- _THE REQUEST_:
Tally the lines of the listing that contain the word "title", then give the total and nothing else.

- _DATA PROVIDED_:
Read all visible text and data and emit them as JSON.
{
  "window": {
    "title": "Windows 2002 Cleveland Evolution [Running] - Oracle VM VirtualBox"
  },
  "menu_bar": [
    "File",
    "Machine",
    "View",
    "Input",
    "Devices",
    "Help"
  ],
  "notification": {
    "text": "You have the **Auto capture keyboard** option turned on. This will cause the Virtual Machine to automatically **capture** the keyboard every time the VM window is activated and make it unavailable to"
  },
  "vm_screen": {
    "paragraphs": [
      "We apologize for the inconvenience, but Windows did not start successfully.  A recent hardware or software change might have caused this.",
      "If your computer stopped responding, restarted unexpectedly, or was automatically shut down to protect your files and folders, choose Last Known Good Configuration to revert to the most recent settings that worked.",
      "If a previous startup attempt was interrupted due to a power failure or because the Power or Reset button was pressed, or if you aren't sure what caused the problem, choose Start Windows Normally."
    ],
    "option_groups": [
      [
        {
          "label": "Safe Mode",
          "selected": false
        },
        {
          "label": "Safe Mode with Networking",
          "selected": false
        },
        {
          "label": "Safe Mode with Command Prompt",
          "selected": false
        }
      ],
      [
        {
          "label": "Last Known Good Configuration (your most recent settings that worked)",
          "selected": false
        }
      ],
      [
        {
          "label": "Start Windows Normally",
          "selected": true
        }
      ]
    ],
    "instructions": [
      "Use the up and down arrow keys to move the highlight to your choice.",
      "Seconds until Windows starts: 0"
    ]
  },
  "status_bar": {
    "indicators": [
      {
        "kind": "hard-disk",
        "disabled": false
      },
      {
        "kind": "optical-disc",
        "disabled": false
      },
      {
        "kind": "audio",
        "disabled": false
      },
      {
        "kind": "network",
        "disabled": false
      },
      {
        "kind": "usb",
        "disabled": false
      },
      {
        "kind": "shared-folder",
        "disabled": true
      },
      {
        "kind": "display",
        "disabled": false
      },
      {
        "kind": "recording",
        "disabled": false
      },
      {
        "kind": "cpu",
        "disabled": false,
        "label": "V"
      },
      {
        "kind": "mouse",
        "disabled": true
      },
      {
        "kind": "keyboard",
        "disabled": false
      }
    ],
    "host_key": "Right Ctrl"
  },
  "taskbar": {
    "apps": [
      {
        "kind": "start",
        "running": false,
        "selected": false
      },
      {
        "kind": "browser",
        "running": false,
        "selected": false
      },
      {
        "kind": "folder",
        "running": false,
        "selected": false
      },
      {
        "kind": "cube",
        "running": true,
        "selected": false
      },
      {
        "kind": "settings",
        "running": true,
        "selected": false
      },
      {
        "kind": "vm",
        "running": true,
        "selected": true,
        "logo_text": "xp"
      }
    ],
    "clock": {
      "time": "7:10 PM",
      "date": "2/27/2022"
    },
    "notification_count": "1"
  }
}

---

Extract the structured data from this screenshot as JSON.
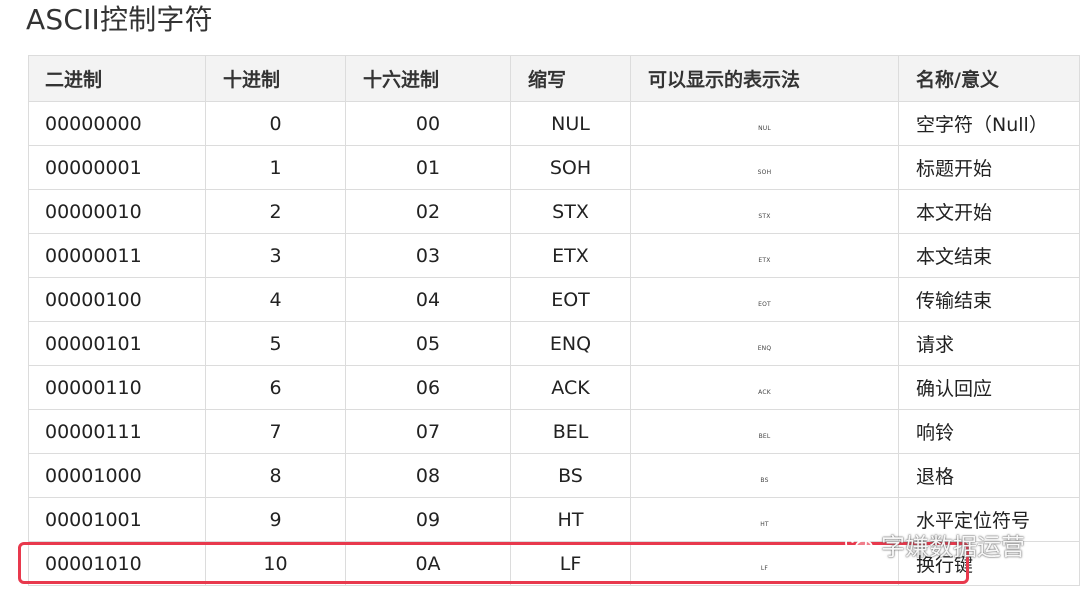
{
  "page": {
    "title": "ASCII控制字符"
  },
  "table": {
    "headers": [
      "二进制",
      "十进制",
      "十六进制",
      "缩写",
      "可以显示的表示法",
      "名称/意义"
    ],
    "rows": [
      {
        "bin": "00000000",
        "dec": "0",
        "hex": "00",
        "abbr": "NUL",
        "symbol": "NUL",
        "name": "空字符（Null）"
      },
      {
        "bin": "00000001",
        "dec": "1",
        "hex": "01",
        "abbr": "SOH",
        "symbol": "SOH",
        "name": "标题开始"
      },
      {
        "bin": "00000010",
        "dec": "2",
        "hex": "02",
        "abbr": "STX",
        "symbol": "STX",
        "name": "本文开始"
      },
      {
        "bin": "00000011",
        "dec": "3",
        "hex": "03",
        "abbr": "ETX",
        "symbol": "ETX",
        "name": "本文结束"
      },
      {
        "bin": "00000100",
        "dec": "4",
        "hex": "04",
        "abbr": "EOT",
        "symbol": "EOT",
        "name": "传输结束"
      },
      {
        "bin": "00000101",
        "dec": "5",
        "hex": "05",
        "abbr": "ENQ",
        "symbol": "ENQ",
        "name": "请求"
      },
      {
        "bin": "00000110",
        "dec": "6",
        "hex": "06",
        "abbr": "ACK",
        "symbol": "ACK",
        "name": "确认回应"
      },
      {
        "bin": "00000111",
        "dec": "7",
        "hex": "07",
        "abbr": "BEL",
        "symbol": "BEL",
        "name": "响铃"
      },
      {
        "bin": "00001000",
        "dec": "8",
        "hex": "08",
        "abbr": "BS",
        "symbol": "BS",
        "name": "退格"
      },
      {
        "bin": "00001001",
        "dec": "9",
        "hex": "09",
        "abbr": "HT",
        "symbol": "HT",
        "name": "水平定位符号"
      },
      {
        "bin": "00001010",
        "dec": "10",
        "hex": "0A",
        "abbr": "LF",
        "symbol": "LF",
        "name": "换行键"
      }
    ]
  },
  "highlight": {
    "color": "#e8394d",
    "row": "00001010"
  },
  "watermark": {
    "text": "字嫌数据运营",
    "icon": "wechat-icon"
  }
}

- _SOLUTION TO THIS PROBLEM_:
2